— Begin —
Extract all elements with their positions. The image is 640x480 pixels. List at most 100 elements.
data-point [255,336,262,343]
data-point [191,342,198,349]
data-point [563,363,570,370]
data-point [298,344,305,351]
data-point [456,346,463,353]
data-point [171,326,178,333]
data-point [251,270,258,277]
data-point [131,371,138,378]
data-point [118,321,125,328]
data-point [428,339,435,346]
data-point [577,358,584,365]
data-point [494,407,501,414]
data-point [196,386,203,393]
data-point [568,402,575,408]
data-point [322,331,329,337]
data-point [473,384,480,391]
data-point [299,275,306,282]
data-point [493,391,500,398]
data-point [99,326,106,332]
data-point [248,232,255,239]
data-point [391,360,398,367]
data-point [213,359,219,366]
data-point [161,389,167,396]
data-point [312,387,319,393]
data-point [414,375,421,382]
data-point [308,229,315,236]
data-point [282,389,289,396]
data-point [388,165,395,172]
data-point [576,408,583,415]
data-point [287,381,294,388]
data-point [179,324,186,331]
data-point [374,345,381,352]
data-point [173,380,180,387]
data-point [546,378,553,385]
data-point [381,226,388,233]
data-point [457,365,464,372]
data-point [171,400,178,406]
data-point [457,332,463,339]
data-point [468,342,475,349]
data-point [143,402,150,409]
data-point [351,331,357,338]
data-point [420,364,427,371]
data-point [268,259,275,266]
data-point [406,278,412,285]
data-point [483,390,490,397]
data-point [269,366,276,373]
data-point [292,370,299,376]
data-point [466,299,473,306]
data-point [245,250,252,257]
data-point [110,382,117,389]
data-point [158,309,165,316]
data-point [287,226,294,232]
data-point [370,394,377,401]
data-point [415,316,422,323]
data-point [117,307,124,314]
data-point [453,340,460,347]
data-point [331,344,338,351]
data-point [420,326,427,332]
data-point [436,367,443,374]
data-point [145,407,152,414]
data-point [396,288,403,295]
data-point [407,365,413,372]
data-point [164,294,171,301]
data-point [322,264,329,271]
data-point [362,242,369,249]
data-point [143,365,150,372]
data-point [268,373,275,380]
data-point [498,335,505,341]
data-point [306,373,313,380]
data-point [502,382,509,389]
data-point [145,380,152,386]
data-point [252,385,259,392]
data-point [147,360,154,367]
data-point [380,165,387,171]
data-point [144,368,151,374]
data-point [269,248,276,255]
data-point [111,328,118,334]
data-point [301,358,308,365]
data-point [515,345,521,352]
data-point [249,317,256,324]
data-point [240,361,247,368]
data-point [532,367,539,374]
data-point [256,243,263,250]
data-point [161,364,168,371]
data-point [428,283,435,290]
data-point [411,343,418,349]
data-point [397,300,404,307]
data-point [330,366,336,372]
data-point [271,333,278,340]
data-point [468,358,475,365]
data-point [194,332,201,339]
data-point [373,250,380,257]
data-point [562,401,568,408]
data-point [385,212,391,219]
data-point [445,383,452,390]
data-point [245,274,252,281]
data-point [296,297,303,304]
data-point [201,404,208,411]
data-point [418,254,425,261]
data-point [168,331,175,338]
— End —
Count the lines of the entries above that contain the string "most", treating uppercase and lowercase as distinct. Give only the number.

Output of the task
1